What this task involves:
Extend the Form 8-K cover page excerpt past its final line.

Document excerpt:
Washington, D.C. 20549

 

FORM 8-K

 

CURRENT REPORT

Pursuant to Section 13 or 15(d) of

the Securities Exchange Act of 1934

 

Date of Report (Date of Earliest Event Reported): November 28, 2012

 

New Frontier Media, Inc.

(Exact Name of Registrant as Specified in Charter)

 

Colorado

 

000-23697

 

84-1084061

(State or Other Jurisdiction
of Incorporation)

 

(Commission File No.)

 

(IRS Employer
Identification No.)

 

6000 Spine Road, Suite 100, Boulder, CO 80301

(Address of principal executive offices)

 

(303) 444-0900

(Registrant’s telephone number, including area code)

 

N/A

(Former name or former address, if changed since last report)

 

Check the appropriate box below if the Form 8-K filing is intended to satisfy the filing obligation of the registrant under any of the following provisions:

 

o            Written communications pursuant to Rule 425 under the Securities Act (17 CFR 230.425)

 

o            Soliciting material pursuant to Rule 14a-12 under the Exchange Act (17 CFR 240.14a-12)

Spatial layout entries:
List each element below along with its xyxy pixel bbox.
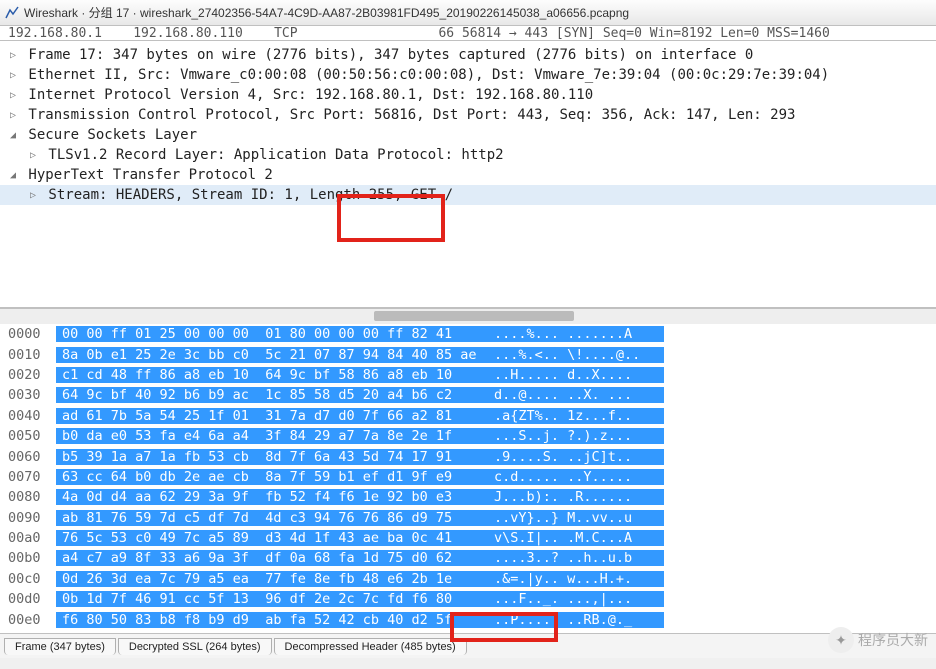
packet-details-pane: ▷ Frame 17: 347 bytes on wire (2776 bits… [0,40,936,308]
hex-ascii: .a{ZT%.. 1z...f.. [488,408,664,424]
hex-offset: 0070 [0,469,56,485]
hex-offset: 0020 [0,367,56,383]
tree-row[interactable]: ▷ Ethernet II, Src: Vmware_c0:00:08 (00:… [0,65,936,85]
details-scrollbar[interactable] [0,308,936,324]
tree-toggle-icon[interactable]: ▷ [6,110,20,121]
hex-bytes: 00 00 ff 01 25 00 00 00 01 80 00 00 00 f… [56,326,488,342]
hex-ascii: ....%... .......A [488,326,664,342]
tree-row[interactable]: ▷ Stream: HEADERS, Stream ID: 1, Length … [0,185,936,205]
hex-offset: 00e0 [0,612,56,628]
hex-offset: 0050 [0,428,56,444]
hex-row[interactable]: 0090ab 81 76 59 7d c5 df 7d 4d c3 94 76 … [0,508,936,528]
hex-row[interactable]: 00b0a4 c7 a9 8f 33 a6 9a 3f df 0a 68 fa … [0,548,936,568]
hex-row[interactable]: 0060b5 39 1a a7 1a fb 53 cb 8d 7f 6a 43 … [0,446,936,466]
tree-row[interactable]: ▷ TLSv1.2 Record Layer: Application Data… [0,145,936,165]
tree-row[interactable]: ◢ HyperText Transfer Protocol 2 [0,165,936,185]
hex-pane[interactable]: 000000 00 ff 01 25 00 00 00 01 80 00 00 … [0,324,936,634]
hex-offset: 0000 [0,326,56,342]
tab-frame[interactable]: Frame (347 bytes) [4,638,116,655]
hex-row[interactable]: 00d00b 1d 7f 46 91 cc 5f 13 96 df 2e 2c … [0,589,936,609]
hex-offset: 00d0 [0,591,56,607]
tree-label: Transmission Control Protocol, Src Port:… [20,107,795,123]
tree-label: Internet Protocol Version 4, Src: 192.16… [20,87,593,103]
hex-ascii: ..vY}..} M..vv..u [488,510,664,526]
hex-offset: 0090 [0,510,56,526]
packet-list-row[interactable]: 192.168.80.1 192.168.80.110 TCP 66 56814… [0,26,936,40]
hex-bytes: 0b 1d 7f 46 91 cc 5f 13 96 df 2e 2c 7c f… [56,591,488,607]
hex-row[interactable]: 00c00d 26 3d ea 7c 79 a5 ea 77 fe 8e fb … [0,569,936,589]
tree-toggle-icon[interactable]: ▷ [6,50,20,61]
hex-bytes: c1 cd 48 ff 86 a8 eb 10 64 9c bf 58 86 a… [56,367,488,383]
tree-toggle-icon[interactable]: ▷ [6,90,20,101]
hex-bytes: a4 c7 a9 8f 33 a6 9a 3f df 0a 68 fa 1d 7… [56,550,488,566]
hex-offset: 0040 [0,408,56,424]
hex-row[interactable]: 00108a 0b e1 25 2e 3c bb c0 5c 21 07 87 … [0,344,936,364]
hex-offset: 00a0 [0,530,56,546]
hex-row[interactable]: 000000 00 ff 01 25 00 00 00 01 80 00 00 … [0,324,936,344]
hex-row[interactable]: 0020c1 cd 48 ff 86 a8 eb 10 64 9c bf 58 … [0,365,936,385]
hex-ascii: ....3..? ..h..u.b [488,550,664,566]
hex-bytes: 64 9c bf 40 92 b6 b9 ac 1c 85 58 d5 20 a… [56,387,488,403]
tree-row[interactable]: ▷ Internet Protocol Version 4, Src: 192.… [0,85,936,105]
hex-row[interactable]: 00a076 5c 53 c0 49 7c a5 89 d3 4d 1f 43 … [0,528,936,548]
tree-row[interactable]: ◢ Secure Sockets Layer [0,125,936,145]
hex-bytes: ad 61 7b 5a 54 25 1f 01 31 7a d7 d0 7f 6… [56,408,488,424]
hex-row[interactable]: 0040ad 61 7b 5a 54 25 1f 01 31 7a d7 d0 … [0,406,936,426]
hex-ascii: ..H..... d..X.... [488,367,664,383]
hex-row[interactable]: 007063 cc 64 b0 db 2e ae cb 8a 7f 59 b1 … [0,467,936,487]
hex-ascii: .9....S. ..jC]t.. [488,449,664,465]
hex-ascii: ...%.<.. \!....@.. [488,347,664,363]
hex-row[interactable]: 00e0f6 80 50 83 b8 f8 b9 d9 ab fa 52 42 … [0,609,936,629]
window-title: Wireshark · 分组 17 · wireshark_27402356-5… [24,4,629,21]
tree-row[interactable]: ▷ Transmission Control Protocol, Src Por… [0,105,936,125]
hex-ascii: v\S.I|.. .M.C...A [488,530,664,546]
hex-offset: 00c0 [0,571,56,587]
tree-label: Secure Sockets Layer [20,127,197,143]
hex-offset: 0060 [0,449,56,465]
tree-toggle-icon[interactable]: ▷ [6,70,20,81]
hex-bytes: f6 80 50 83 b8 f8 b9 d9 ab fa 52 42 cb 4… [56,612,488,628]
tab-decompressed-header[interactable]: Decompressed Header (485 bytes) [274,638,467,655]
hex-ascii: c.d..... ..Y..... [488,469,664,485]
app-icon [4,5,20,21]
scrollbar-thumb[interactable] [374,311,574,321]
hex-ascii: ...S..j. ?.).z... [488,428,664,444]
tree-row[interactable]: ▷ Frame 17: 347 bytes on wire (2776 bits… [0,45,936,65]
hex-bytes: 63 cc 64 b0 db 2e ae cb 8a 7f 59 b1 ef d… [56,469,488,485]
tree-label: Stream: HEADERS, Stream ID: 1, Length 25… [40,187,453,203]
hex-offset: 0080 [0,489,56,505]
hex-row[interactable]: 003064 9c bf 40 92 b6 b9 ac 1c 85 58 d5 … [0,385,936,405]
hex-offset: 0030 [0,387,56,403]
hex-row[interactable]: 0050b0 da e0 53 fa e4 6a a4 3f 84 29 a7 … [0,426,936,446]
tree-toggle-icon[interactable]: ▷ [26,150,40,161]
bytes-tabs: Frame (347 bytes) Decrypted SSL (264 byt… [0,634,936,658]
titlebar: Wireshark · 分组 17 · wireshark_27402356-5… [0,0,936,26]
tree-label: Ethernet II, Src: Vmware_c0:00:08 (00:50… [20,67,829,83]
tree-toggle-icon[interactable]: ◢ [6,130,20,141]
hex-bytes: ab 81 76 59 7d c5 df 7d 4d c3 94 76 76 8… [56,510,488,526]
hex-offset: 00b0 [0,550,56,566]
hex-bytes: b5 39 1a a7 1a fb 53 cb 8d 7f 6a 43 5d 7… [56,449,488,465]
tree-toggle-icon[interactable]: ◢ [6,170,20,181]
hex-row[interactable]: 00804a 0d d4 aa 62 29 3a 9f fb 52 f4 f6 … [0,487,936,507]
tree-label: HyperText Transfer Protocol 2 [20,167,273,183]
hex-ascii: d..@.... ..X. ... [488,387,664,403]
tab-decrypted-ssl[interactable]: Decrypted SSL (264 bytes) [118,638,272,655]
hex-bytes: 4a 0d d4 aa 62 29 3a 9f fb 52 f4 f6 1e 9… [56,489,488,505]
tree-label: Frame 17: 347 bytes on wire (2776 bits),… [20,47,753,63]
hex-offset: 0010 [0,347,56,363]
tree-label: TLSv1.2 Record Layer: Application Data P… [40,147,504,163]
hex-bytes: b0 da e0 53 fa e4 6a a4 3f 84 29 a7 7a 8… [56,428,488,444]
hex-ascii: .&=.|y.. w...H.+. [488,571,664,587]
hex-ascii: J...b):. .R...... [488,489,664,505]
hex-bytes: 8a 0b e1 25 2e 3c bb c0 5c 21 07 87 94 8… [56,347,488,363]
tree-toggle-icon[interactable]: ▷ [26,190,40,201]
hex-bytes: 0d 26 3d ea 7c 79 a5 ea 77 fe 8e fb 48 e… [56,571,488,587]
hex-ascii: ...F.._. ...,|... [488,591,664,607]
hex-bytes: 76 5c 53 c0 49 7c a5 89 d3 4d 1f 43 ae b… [56,530,488,546]
hex-ascii: ..P..... ..RB.@._ [488,612,664,628]
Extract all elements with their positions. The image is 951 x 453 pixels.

Result for this exercise:
o            Pre-commencement communications pursuant to Rule 14d-2(b) under the Exchange Act (17 CFR 240.14d-2(b))

 

o            Pre-commencement communications pursuant to Rule 13e-4(c) under the Exchange Act (17 CFR 240.13e-4(c))

 

 

 



 

Introduction

 

As previously disclosed, on October 15, 2012, New Frontier Media, Inc., a Colorado corporation (the “Company”), entered into an Agreement and Plan of Merger (the “Merger Agreement”) with LFP Broadcasting, LLC, a Delaware limited liability company (“Parent”), and Flynt Broadcast, Inc., a Colorado corporation and a direct, wholly-owned subsidiary of Parent (“Merger Sub”). Pursuant to the terms and conditions of the Merger Agreement and the Offer to Purchase filed by Parent and Merger Sub on October 29, 2012 (which, together with all amendments and supplements thereto, the “Offer to Purchase”), Parent and Merger Sub commenced a tender offer (the “Offer”) on October 29, 2012 to acquire all of the issued and outstanding shares of common stock of the Company, at a price per share equal to (i) $2.02, net to the seller in cash, without interest and subject to any required withholding taxes, and (ii) one contingent right per share, which represented the contractual right to receive a contingent cash payment that was ultimately determined to equal $0.04 per share, upon the terms and conditions set forth in the Offer to Purchase. The Offer is described in a Tender Offer Statement on Schedule TO filed by Parent and Merger Sub with the U.S. Securities and Exchange Commission (the “SEC”) on October 29, 2012, as amended.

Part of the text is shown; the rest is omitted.